▶ [Provided material]:
========================

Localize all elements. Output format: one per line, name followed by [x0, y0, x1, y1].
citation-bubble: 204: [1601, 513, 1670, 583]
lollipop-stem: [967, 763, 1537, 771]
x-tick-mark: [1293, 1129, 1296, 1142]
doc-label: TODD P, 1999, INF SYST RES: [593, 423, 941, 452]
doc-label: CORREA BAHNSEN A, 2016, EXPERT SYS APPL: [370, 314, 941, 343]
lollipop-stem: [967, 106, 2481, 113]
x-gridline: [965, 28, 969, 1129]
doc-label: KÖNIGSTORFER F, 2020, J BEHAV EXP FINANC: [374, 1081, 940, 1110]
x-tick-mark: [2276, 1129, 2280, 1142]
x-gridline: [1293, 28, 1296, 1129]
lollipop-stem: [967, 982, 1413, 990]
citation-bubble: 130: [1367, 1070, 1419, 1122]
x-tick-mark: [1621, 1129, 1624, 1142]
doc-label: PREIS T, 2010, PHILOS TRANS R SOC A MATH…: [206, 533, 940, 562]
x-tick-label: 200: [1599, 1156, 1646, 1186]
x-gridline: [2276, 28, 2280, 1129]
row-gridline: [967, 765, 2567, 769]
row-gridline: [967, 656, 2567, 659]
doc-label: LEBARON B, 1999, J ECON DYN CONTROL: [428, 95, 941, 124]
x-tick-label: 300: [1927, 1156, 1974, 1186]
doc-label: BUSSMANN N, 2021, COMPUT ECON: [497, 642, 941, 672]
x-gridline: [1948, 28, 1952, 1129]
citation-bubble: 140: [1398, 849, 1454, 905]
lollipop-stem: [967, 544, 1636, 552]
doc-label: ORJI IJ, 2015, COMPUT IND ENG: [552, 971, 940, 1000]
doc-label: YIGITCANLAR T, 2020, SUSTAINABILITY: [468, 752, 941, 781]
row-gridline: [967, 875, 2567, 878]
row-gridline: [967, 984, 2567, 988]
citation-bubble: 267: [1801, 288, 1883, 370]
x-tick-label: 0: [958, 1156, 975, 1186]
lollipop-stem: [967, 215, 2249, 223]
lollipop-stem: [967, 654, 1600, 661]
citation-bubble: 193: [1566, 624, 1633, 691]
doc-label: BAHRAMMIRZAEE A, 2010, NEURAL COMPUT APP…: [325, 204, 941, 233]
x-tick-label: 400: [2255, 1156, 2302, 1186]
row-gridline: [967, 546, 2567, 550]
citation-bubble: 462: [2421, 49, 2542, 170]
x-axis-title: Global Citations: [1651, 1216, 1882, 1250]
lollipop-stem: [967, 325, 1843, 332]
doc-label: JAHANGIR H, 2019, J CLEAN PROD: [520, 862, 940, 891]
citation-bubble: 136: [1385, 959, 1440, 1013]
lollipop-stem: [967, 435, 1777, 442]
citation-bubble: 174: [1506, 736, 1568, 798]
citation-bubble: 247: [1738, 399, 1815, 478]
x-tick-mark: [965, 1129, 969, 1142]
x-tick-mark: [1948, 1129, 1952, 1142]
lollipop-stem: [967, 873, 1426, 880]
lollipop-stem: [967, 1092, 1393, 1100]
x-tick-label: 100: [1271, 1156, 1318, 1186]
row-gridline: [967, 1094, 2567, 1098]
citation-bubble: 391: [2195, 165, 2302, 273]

========================

▶ [Task description]:
Put every line of the records above into a numbered list, leaving out any blank lines.

▶ [The response]:
1. Localize all elements. Output format: one per line, name followed by [x0, y0, x1, y1].
2. citation-bubble: 204: [1601, 513, 1670, 583]
3. lollipop-stem: [967, 763, 1537, 771]
4. x-tick-mark: [1293, 1129, 1296, 1142]
5. doc-label: TODD P, 1999, INF SYST RES: [593, 423, 941, 452]
6. doc-label: CORREA BAHNSEN A, 2016, EXPERT SYS APPL: [370, 314, 941, 343]
7. lollipop-stem: [967, 106, 2481, 113]
8. x-gridline: [965, 28, 969, 1129]
9. doc-label: KÖNIGSTORFER F, 2020, J BEHAV EXP FINANC: [374, 1081, 940, 1110]
10. x-tick-mark: [2276, 1129, 2280, 1142]
11. x-gridline: [1293, 28, 1296, 1129]
12. lollipop-stem: [967, 982, 1413, 990]
13. citation-bubble: 130: [1367, 1070, 1419, 1122]
14. x-tick-mark: [1621, 1129, 1624, 1142]
15. doc-label: PREIS T, 2010, PHILOS TRANS R SOC A MATH…: [206, 533, 940, 562]
16. x-tick-label: 200: [1599, 1156, 1646, 1186]
17. x-gridline: [2276, 28, 2280, 1129]
18. row-gridline: [967, 765, 2567, 769]
19. row-gridline: [967, 656, 2567, 659]
20. doc-label: LEBARON B, 1999, J ECON DYN CONTROL: [428, 95, 941, 124]
21. x-tick-label: 300: [1927, 1156, 1974, 1186]
22. doc-label: BUSSMANN N, 2021, COMPUT ECON: [497, 642, 941, 672]
23. x-gridline: [1948, 28, 1952, 1129]
24. citation-bubble: 140: [1398, 849, 1454, 905]
25. lollipop-stem: [967, 544, 1636, 552]
26. doc-label: ORJI IJ, 2015, COMPUT IND ENG: [552, 971, 940, 1000]
27. doc-label: YIGITCANLAR T, 2020, SUSTAINABILITY: [468, 752, 941, 781]
28. row-gridline: [967, 875, 2567, 878]
29. row-gridline: [967, 984, 2567, 988]
30. citation-bubble: 267: [1801, 288, 1883, 370]
31. x-tick-label: 0: [958, 1156, 975, 1186]
32. lollipop-stem: [967, 215, 2249, 223]
33. lollipop-stem: [967, 654, 1600, 661]
34. citation-bubble: 193: [1566, 624, 1633, 691]
35. doc-label: BAHRAMMIRZAEE A, 2010, NEURAL COMPUT APP…: [325, 204, 941, 233]
36. x-tick-label: 400: [2255, 1156, 2302, 1186]
37. row-gridline: [967, 546, 2567, 550]
38. citation-bubble: 462: [2421, 49, 2542, 170]
39. x-axis-title: Global Citations: [1651, 1216, 1882, 1250]
40. lollipop-stem: [967, 325, 1843, 332]
41. doc-label: JAHANGIR H, 2019, J CLEAN PROD: [520, 862, 940, 891]
42. citation-bubble: 136: [1385, 959, 1440, 1013]
43. lollipop-stem: [967, 435, 1777, 442]
44. citation-bubble: 174: [1506, 736, 1568, 798]
45. citation-bubble: 247: [1738, 399, 1815, 478]
46. x-tick-mark: [965, 1129, 969, 1142]
47. x-tick-mark: [1948, 1129, 1952, 1142]
48. lollipop-stem: [967, 873, 1426, 880]
49. lollipop-stem: [967, 1092, 1393, 1100]
50. x-tick-label: 100: [1271, 1156, 1318, 1186]
51. row-gridline: [967, 1094, 2567, 1098]
52. citation-bubble: 391: [2195, 165, 2302, 273]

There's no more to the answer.